Turn the material into a Markdown table with the columns n and Line, giving each line its own row number and leaving out blank lines. Begin at the first line of the material and stop after the line that has "- chart2-ytick-label: -10: [461, 275, 481, 289]".

= = =

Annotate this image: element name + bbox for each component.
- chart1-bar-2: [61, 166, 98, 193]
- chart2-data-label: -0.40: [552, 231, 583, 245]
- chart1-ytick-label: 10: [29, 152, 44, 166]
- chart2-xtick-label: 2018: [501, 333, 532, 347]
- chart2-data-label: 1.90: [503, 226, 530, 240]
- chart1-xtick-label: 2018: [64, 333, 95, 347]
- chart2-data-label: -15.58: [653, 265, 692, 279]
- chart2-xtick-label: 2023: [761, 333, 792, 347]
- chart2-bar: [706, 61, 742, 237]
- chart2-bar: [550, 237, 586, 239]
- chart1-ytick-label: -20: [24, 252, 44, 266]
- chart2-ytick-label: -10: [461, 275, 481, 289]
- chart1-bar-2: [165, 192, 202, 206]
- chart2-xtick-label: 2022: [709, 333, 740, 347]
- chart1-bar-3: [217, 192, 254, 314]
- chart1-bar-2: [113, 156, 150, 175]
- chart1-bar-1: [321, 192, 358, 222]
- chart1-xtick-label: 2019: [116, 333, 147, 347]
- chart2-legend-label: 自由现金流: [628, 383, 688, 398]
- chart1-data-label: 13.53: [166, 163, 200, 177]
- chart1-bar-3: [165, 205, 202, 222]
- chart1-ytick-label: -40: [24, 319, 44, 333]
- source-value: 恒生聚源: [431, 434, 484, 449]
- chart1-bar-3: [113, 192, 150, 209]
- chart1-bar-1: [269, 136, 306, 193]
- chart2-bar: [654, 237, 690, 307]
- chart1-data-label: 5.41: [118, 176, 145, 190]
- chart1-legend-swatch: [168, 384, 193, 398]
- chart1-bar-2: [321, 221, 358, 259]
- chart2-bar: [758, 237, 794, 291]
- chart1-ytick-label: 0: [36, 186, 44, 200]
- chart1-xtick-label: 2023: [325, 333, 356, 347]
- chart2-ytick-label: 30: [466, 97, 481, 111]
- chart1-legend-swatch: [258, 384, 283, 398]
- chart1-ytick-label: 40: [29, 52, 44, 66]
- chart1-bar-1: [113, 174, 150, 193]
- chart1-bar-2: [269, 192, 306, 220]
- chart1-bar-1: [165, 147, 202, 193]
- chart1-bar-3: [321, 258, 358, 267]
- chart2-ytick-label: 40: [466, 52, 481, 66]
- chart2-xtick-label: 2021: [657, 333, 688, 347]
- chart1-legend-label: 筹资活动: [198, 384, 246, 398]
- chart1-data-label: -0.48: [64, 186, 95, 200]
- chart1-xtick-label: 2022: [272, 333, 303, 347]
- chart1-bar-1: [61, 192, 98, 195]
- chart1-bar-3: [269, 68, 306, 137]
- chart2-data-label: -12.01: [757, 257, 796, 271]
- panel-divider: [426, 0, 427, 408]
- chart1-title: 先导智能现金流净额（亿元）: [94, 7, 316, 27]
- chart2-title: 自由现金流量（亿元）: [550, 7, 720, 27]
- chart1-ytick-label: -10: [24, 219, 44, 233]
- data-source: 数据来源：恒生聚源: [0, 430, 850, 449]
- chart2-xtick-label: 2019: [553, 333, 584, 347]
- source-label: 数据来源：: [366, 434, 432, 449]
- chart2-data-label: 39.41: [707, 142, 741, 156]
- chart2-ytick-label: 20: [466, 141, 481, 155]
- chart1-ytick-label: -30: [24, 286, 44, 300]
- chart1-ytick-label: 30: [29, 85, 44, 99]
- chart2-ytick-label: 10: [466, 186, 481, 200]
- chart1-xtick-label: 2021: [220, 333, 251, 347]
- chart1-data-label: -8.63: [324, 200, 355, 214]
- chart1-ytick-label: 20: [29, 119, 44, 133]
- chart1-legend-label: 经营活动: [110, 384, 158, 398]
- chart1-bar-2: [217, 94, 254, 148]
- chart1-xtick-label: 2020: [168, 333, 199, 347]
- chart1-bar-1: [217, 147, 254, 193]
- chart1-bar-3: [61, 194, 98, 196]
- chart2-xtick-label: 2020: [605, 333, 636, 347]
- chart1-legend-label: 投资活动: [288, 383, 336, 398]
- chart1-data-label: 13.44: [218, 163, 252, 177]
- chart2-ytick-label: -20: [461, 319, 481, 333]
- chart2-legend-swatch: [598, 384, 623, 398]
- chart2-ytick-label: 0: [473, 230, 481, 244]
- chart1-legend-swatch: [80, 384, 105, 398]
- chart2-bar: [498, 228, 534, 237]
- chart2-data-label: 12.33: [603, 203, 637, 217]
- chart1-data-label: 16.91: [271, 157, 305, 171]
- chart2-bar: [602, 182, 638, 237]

= = =

In response:
| n | Line |
|---|---|
| 1 | Annotate this image: element name + bbox for each component. |
| 2 | - chart1-bar-2: [61, 166, 98, 193] |
| 3 | - chart2-data-label: -0.40: [552, 231, 583, 245] |
| 4 | - chart1-ytick-label: 10: [29, 152, 44, 166] |
| 5 | - chart2-xtick-label: 2018: [501, 333, 532, 347] |
| 6 | - chart2-data-label: 1.90: [503, 226, 530, 240] |
| 7 | - chart1-xtick-label: 2018: [64, 333, 95, 347] |
| 8 | - chart2-data-label: -15.58: [653, 265, 692, 279] |
| 9 | - chart2-xtick-label: 2023: [761, 333, 792, 347] |
| 10 | - chart2-bar: [706, 61, 742, 237] |
| 11 | - chart2-bar: [550, 237, 586, 239] |
| 12 | - chart1-ytick-label: -20: [24, 252, 44, 266] |
| 13 | - chart2-ytick-label: -10: [461, 275, 481, 289] |